Work required: Pick out every line that holds the string "feel" and copy it.

-- Start of Entries --

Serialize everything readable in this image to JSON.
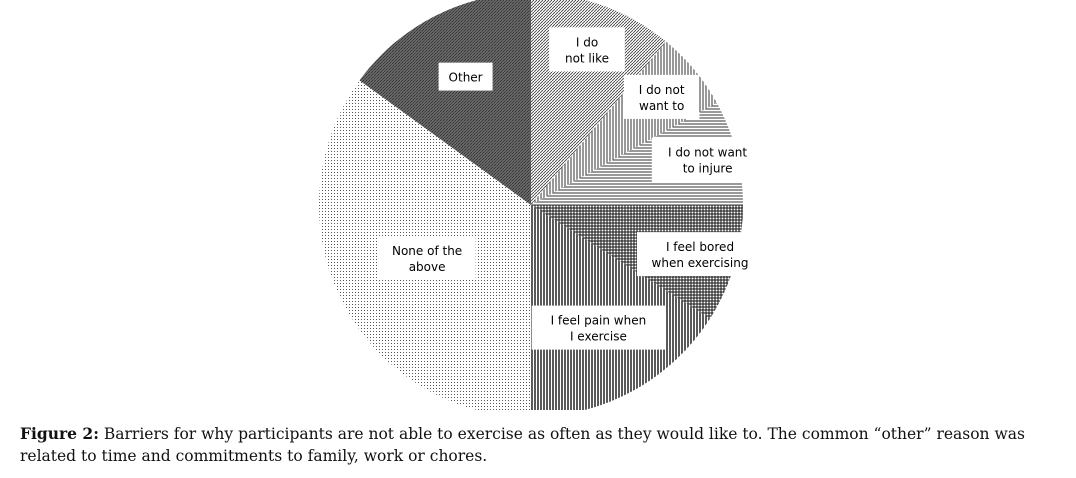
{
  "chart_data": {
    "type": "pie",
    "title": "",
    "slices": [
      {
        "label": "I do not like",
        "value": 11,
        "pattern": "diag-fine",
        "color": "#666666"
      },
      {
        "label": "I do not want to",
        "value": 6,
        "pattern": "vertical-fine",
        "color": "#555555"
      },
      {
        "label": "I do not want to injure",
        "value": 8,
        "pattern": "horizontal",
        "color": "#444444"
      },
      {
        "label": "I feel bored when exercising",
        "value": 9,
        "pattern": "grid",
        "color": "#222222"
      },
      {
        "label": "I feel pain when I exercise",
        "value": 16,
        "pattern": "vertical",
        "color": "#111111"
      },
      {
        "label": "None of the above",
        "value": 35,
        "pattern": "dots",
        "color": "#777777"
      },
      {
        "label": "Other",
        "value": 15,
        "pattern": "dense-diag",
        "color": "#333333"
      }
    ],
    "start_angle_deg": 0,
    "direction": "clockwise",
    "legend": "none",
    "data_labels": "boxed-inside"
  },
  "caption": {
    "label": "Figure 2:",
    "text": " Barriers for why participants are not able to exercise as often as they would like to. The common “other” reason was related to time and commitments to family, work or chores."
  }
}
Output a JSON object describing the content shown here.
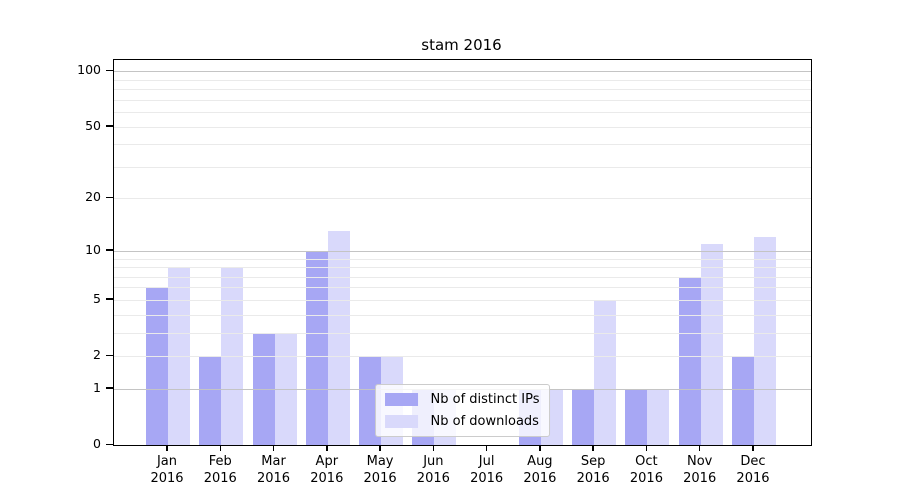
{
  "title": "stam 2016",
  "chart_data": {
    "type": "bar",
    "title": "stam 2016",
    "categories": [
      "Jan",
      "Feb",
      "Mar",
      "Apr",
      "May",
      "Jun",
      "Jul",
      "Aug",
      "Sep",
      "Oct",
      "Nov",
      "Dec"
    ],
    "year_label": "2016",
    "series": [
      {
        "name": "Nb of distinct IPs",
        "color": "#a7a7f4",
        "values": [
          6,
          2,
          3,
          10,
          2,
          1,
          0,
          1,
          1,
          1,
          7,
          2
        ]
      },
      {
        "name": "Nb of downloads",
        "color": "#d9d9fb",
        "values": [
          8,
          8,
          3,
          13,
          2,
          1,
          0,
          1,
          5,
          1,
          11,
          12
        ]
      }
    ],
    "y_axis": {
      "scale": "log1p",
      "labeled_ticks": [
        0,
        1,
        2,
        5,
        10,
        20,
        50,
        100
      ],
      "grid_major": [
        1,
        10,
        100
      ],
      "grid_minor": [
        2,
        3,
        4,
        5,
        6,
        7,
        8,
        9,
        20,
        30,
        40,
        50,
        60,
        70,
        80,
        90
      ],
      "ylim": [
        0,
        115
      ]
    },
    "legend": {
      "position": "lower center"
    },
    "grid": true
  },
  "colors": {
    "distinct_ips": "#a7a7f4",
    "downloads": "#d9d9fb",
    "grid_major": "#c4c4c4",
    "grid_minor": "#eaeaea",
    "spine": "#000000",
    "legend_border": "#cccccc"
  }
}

-- End of Entries --

Completed task:
        "label": "I feel bored when exercising",
        "label": "I feel pain when I exercise",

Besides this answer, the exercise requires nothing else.